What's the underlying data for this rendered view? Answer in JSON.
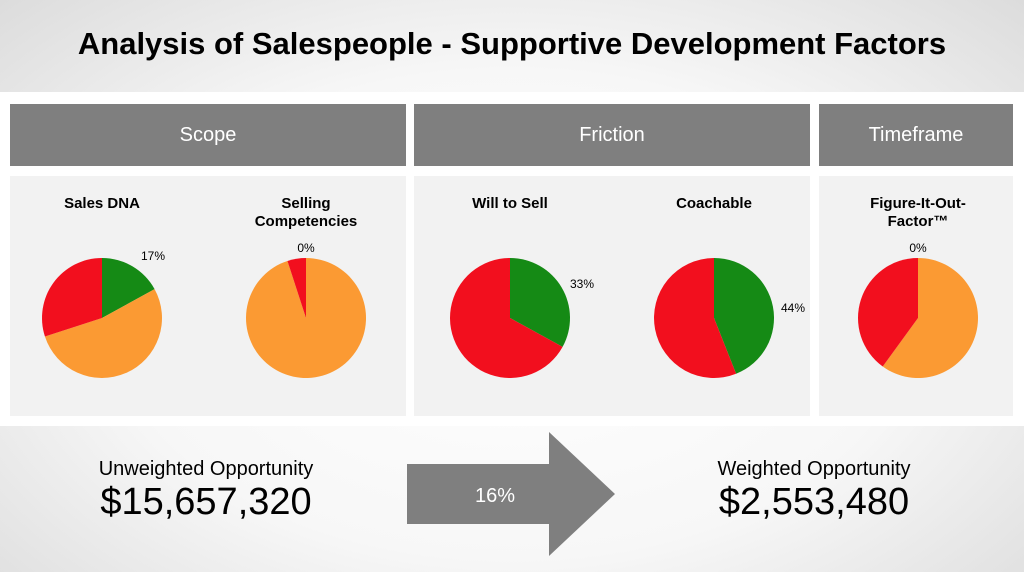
{
  "title": "Analysis of Salespeople - Supportive Development Factors",
  "colors": {
    "green": "#158a15",
    "red": "#f20f1e",
    "orange": "#fb9a33",
    "header_gray": "#7f7f7f"
  },
  "sections": [
    {
      "label": "Scope"
    },
    {
      "label": "Friction"
    },
    {
      "label": "Timeframe"
    }
  ],
  "chart_data": [
    {
      "type": "pie",
      "title_lines": [
        "Sales DNA"
      ],
      "label": "17%",
      "slices": [
        {
          "color": "green",
          "value": 17
        },
        {
          "color": "orange",
          "value": 53
        },
        {
          "color": "red",
          "value": 30
        }
      ]
    },
    {
      "type": "pie",
      "title_lines": [
        "Selling",
        "Competencies"
      ],
      "label": "0%",
      "slices": [
        {
          "color": "green",
          "value": 0
        },
        {
          "color": "orange",
          "value": 95
        },
        {
          "color": "red",
          "value": 5
        }
      ]
    },
    {
      "type": "pie",
      "title_lines": [
        "Will to Sell"
      ],
      "label": "33%",
      "slices": [
        {
          "color": "green",
          "value": 33
        },
        {
          "color": "red",
          "value": 67
        }
      ]
    },
    {
      "type": "pie",
      "title_lines": [
        "Coachable"
      ],
      "label": "44%",
      "slices": [
        {
          "color": "green",
          "value": 44
        },
        {
          "color": "red",
          "value": 56
        }
      ]
    },
    {
      "type": "pie",
      "title_lines": [
        "Figure-It-Out-",
        "Factor™"
      ],
      "label": "0%",
      "slices": [
        {
          "color": "green",
          "value": 0
        },
        {
          "color": "orange",
          "value": 60
        },
        {
          "color": "red",
          "value": 40
        }
      ]
    }
  ],
  "unweighted": {
    "label": "Unweighted Opportunity",
    "amount": "$15,657,320"
  },
  "weighted": {
    "label": "Weighted Opportunity",
    "amount": "$2,553,480"
  },
  "ratio": "16%"
}
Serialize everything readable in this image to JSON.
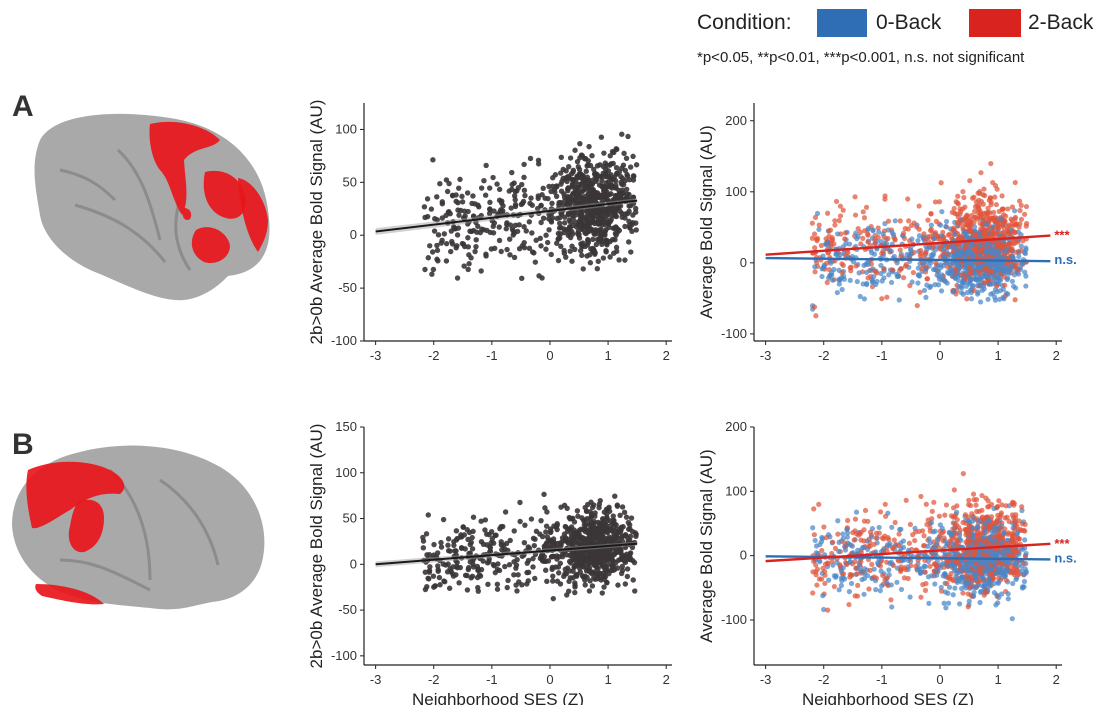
{
  "legend": {
    "title": "Condition:",
    "items": [
      {
        "label": "0-Back",
        "color": "#2f6db5"
      },
      {
        "label": "2-Back",
        "color": "#d9231f"
      }
    ],
    "significance_note": "*p<0.05, **p<0.01, ***p<0.001, n.s. not significant"
  },
  "panels": [
    {
      "letter": "A"
    },
    {
      "letter": "B"
    }
  ],
  "colors": {
    "points_single": "#3b3536",
    "fit_single": "#1a1a1a",
    "zero_back": "#4a86c8",
    "two_back": "#e0553a",
    "zero_back_line": "#2f6db5",
    "two_back_line": "#d9231f",
    "brain": "#a9a9a9",
    "activation": "#e8161b"
  },
  "chart_data": [
    {
      "id": "A-difference",
      "type": "scatter",
      "xlabel": "",
      "ylabel": "2b>0b Average Bold Signal (AU)",
      "xlim": [
        -3.2,
        2.1
      ],
      "ylim": [
        -100,
        125
      ],
      "xticks": [
        -3,
        -2,
        -1,
        0,
        1,
        2
      ],
      "yticks": [
        -100,
        -50,
        0,
        50,
        100
      ],
      "n_points": 900,
      "series": [
        {
          "fit": {
            "intercept": 23,
            "slope": 6.5
          },
          "sd": 23
        }
      ]
    },
    {
      "id": "A-conditions",
      "type": "scatter",
      "xlabel": "",
      "ylabel": "Average Bold Signal (AU)",
      "xlim": [
        -3.2,
        2.1
      ],
      "ylim": [
        -110,
        225
      ],
      "xticks": [
        -3,
        -2,
        -1,
        0,
        1,
        2
      ],
      "yticks": [
        -100,
        0,
        100,
        200
      ],
      "n_points": 800,
      "series": [
        {
          "name": "0-Back",
          "fit": {
            "intercept": 4,
            "slope": -0.9
          },
          "sd": 24,
          "annotation": "n.s."
        },
        {
          "name": "2-Back",
          "fit": {
            "intercept": 28,
            "slope": 5.5
          },
          "sd": 32,
          "annotation": "***"
        }
      ]
    },
    {
      "id": "B-difference",
      "type": "scatter",
      "xlabel": "Neighborhood SES (Z)",
      "ylabel": "2b>0b Average Bold Signal (AU)",
      "xlim": [
        -3.2,
        2.1
      ],
      "ylim": [
        -110,
        150
      ],
      "xticks": [
        -3,
        -2,
        -1,
        0,
        1,
        2
      ],
      "yticks": [
        -100,
        -50,
        0,
        50,
        100,
        150
      ],
      "n_points": 900,
      "series": [
        {
          "fit": {
            "intercept": 15,
            "slope": 5
          },
          "sd": 20
        }
      ]
    },
    {
      "id": "B-conditions",
      "type": "scatter",
      "xlabel": "Neighborhood SES (Z)",
      "ylabel": "Average Bold Signal (AU)",
      "xlim": [
        -3.2,
        2.1
      ],
      "ylim": [
        -170,
        200
      ],
      "xticks": [
        -3,
        -2,
        -1,
        0,
        1,
        2
      ],
      "yticks": [
        -100,
        0,
        100,
        200
      ],
      "n_points": 800,
      "series": [
        {
          "name": "0-Back",
          "fit": {
            "intercept": -4,
            "slope": -1
          },
          "sd": 28,
          "annotation": "n.s."
        },
        {
          "name": "2-Back",
          "fit": {
            "intercept": 8,
            "slope": 5.5
          },
          "sd": 33,
          "annotation": "***"
        }
      ]
    }
  ]
}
====
Written problem
Print every record above exactly as written, leaving out the pictures.

Solved exercise
What's the underlying data for this rendered view? Answer in JSON.
{
  "title": "Analysis of Salespeople - Supportive Development Factors",
  "colors": {
    "green": "#158a15",
    "red": "#f20f1e",
    "orange": "#fb9a33",
    "header_gray": "#7f7f7f"
  },
  "sections": [
    {
      "label": "Scope"
    },
    {
      "label": "Friction"
    },
    {
      "label": "Timeframe"
    }
  ],
  "chart_data": [
    {
      "type": "pie",
      "title_lines": [
        "Sales DNA"
      ],
      "label": "17%",
      "slices": [
        {
          "color": "green",
          "value": 17
        },
        {
          "color": "orange",
          "value": 53
        },
        {
          "color": "red",
          "value": 30
        }
      ]
    },
    {
      "type": "pie",
      "title_lines": [
        "Selling",
        "Competencies"
      ],
      "label": "0%",
      "slices": [
        {
          "color": "green",
          "value": 0
        },
        {
          "color": "orange",
          "value": 95
        },
        {
          "color": "red",
          "value": 5
        }
      ]
    },
    {
      "type": "pie",
      "title_lines": [
        "Will to Sell"
      ],
      "label": "33%",
      "slices": [
        {
          "color": "green",
          "value": 33
        },
        {
          "color": "red",
          "value": 67
        }
      ]
    },
    {
      "type": "pie",
      "title_lines": [
        "Coachable"
      ],
      "label": "44%",
      "slices": [
        {
          "color": "green",
          "value": 44
        },
        {
          "color": "red",
          "value": 56
        }
      ]
    },
    {
      "type": "pie",
      "title_lines": [
        "Figure-It-Out-",
        "Factor™"
      ],
      "label": "0%",
      "slices": [
        {
          "color": "green",
          "value": 0
        },
        {
          "color": "orange",
          "value": 60
        },
        {
          "color": "red",
          "value": 40
        }
      ]
    }
  ],
  "unweighted": {
    "label": "Unweighted Opportunity",
    "amount": "$15,657,320"
  },
  "weighted": {
    "label": "Weighted Opportunity",
    "amount": "$2,553,480"
  },
  "ratio": "16%"
}
Serialize everything readable in this image to JSON.
{
  "legend": {
    "title": "Condition:",
    "items": [
      {
        "label": "0-Back",
        "color": "#2f6db5"
      },
      {
        "label": "2-Back",
        "color": "#d9231f"
      }
    ],
    "significance_note": "*p<0.05, **p<0.01, ***p<0.001, n.s. not significant"
  },
  "panels": [
    {
      "letter": "A"
    },
    {
      "letter": "B"
    }
  ],
  "colors": {
    "points_single": "#3b3536",
    "fit_single": "#1a1a1a",
    "zero_back": "#4a86c8",
    "two_back": "#e0553a",
    "zero_back_line": "#2f6db5",
    "two_back_line": "#d9231f",
    "brain": "#a9a9a9",
    "activation": "#e8161b"
  },
  "chart_data": [
    {
      "id": "A-difference",
      "type": "scatter",
      "xlabel": "",
      "ylabel": "2b>0b Average Bold Signal (AU)",
      "xlim": [
        -3.2,
        2.1
      ],
      "ylim": [
        -100,
        125
      ],
      "xticks": [
        -3,
        -2,
        -1,
        0,
        1,
        2
      ],
      "yticks": [
        -100,
        -50,
        0,
        50,
        100
      ],
      "n_points": 900,
      "series": [
        {
          "fit": {
            "intercept": 23,
            "slope": 6.5
          },
          "sd": 23
        }
      ]
    },
    {
      "id": "A-conditions",
      "type": "scatter",
      "xlabel": "",
      "ylabel": "Average Bold Signal (AU)",
      "xlim": [
        -3.2,
        2.1
      ],
      "ylim": [
        -110,
        225
      ],
      "xticks": [
        -3,
        -2,
        -1,
        0,
        1,
        2
      ],
      "yticks": [
        -100,
        0,
        100,
        200
      ],
      "n_points": 800,
      "series": [
        {
          "name": "0-Back",
          "fit": {
            "intercept": 4,
            "slope": -0.9
          },
          "sd": 24,
          "annotation": "n.s."
        },
        {
          "name": "2-Back",
          "fit": {
            "intercept": 28,
            "slope": 5.5
          },
          "sd": 32,
          "annotation": "***"
        }
      ]
    },
    {
      "id": "B-difference",
      "type": "scatter",
      "xlabel": "Neighborhood SES (Z)",
      "ylabel": "2b>0b Average Bold Signal (AU)",
      "xlim": [
        -3.2,
        2.1
      ],
      "ylim": [
        -110,
        150
      ],
      "xticks": [
        -3,
        -2,
        -1,
        0,
        1,
        2
      ],
      "yticks": [
        -100,
        -50,
        0,
        50,
        100,
        150
      ],
      "n_points": 900,
      "series": [
        {
          "fit": {
            "intercept": 15,
            "slope": 5
          },
          "sd": 20
        }
      ]
    },
    {
      "id": "B-conditions",
      "type": "scatter",
      "xlabel": "Neighborhood SES (Z)",
      "ylabel": "Average Bold Signal (AU)",
      "xlim": [
        -3.2,
        2.1
      ],
      "ylim": [
        -170,
        200
      ],
      "xticks": [
        -3,
        -2,
        -1,
        0,
        1,
        2
      ],
      "yticks": [
        -100,
        0,
        100,
        200
      ],
      "n_points": 800,
      "series": [
        {
          "name": "0-Back",
          "fit": {
            "intercept": -4,
            "slope": -1
          },
          "sd": 28,
          "annotation": "n.s."
        },
        {
          "name": "2-Back",
          "fit": {
            "intercept": 8,
            "slope": 5.5
          },
          "sd": 33,
          "annotation": "***"
        }
      ]
    }
  ]
}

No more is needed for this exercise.